[Data entries]
_ _ _ _ _

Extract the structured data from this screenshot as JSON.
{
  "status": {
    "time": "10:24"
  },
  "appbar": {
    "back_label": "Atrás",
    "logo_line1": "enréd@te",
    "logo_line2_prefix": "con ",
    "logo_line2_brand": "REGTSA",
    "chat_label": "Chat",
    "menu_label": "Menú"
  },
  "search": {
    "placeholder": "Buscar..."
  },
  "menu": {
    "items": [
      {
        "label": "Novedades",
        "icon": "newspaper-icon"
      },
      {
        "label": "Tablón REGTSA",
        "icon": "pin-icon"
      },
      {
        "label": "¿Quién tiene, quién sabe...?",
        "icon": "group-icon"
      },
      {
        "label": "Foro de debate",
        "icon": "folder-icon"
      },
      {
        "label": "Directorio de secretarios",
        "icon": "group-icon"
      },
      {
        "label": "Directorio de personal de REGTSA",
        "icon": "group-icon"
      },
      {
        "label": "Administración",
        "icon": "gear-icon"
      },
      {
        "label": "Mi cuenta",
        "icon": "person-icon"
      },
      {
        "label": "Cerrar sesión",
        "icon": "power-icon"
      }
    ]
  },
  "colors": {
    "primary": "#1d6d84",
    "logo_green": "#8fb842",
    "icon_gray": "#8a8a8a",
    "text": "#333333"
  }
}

_ _ _ _ _

Copy all the records above precisely.

* **Task solution**:
Extract the structured data from this screenshot as JSON.
{
  "status": {
    "time": "10:24"
  },
  "appbar": {
    "back_label": "Atrás",
    "logo_line1": "enréd@te",
    "logo_line2_prefix": "con ",
    "logo_line2_brand": "REGTSA",
    "chat_label": "Chat",
    "menu_label": "Menú"
  },
  "search": {
    "placeholder": "Buscar..."
  },
  "menu": {
    "items": [
      {
        "label": "Novedades",
        "icon": "newspaper-icon"
      },
      {
        "label": "Tablón REGTSA",
        "icon": "pin-icon"
      },
      {
        "label": "¿Quién tiene, quién sabe...?",
        "icon": "group-icon"
      },
      {
        "label": "Foro de debate",
        "icon": "folder-icon"
      },
      {
        "label": "Directorio de secretarios",
        "icon": "group-icon"
      },
      {
        "label": "Directorio de personal de REGTSA",
        "icon": "group-icon"
      },
      {
        "label": "Administración",
        "icon": "gear-icon"
      },
      {
        "label": "Mi cuenta",
        "icon": "person-icon"
      },
      {
        "label": "Cerrar sesión",
        "icon": "power-icon"
      }
    ]
  },
  "colors": {
    "primary": "#1d6d84",
    "logo_green": "#8fb842",
    "icon_gray": "#8a8a8a",
    "text": "#333333"
  }
}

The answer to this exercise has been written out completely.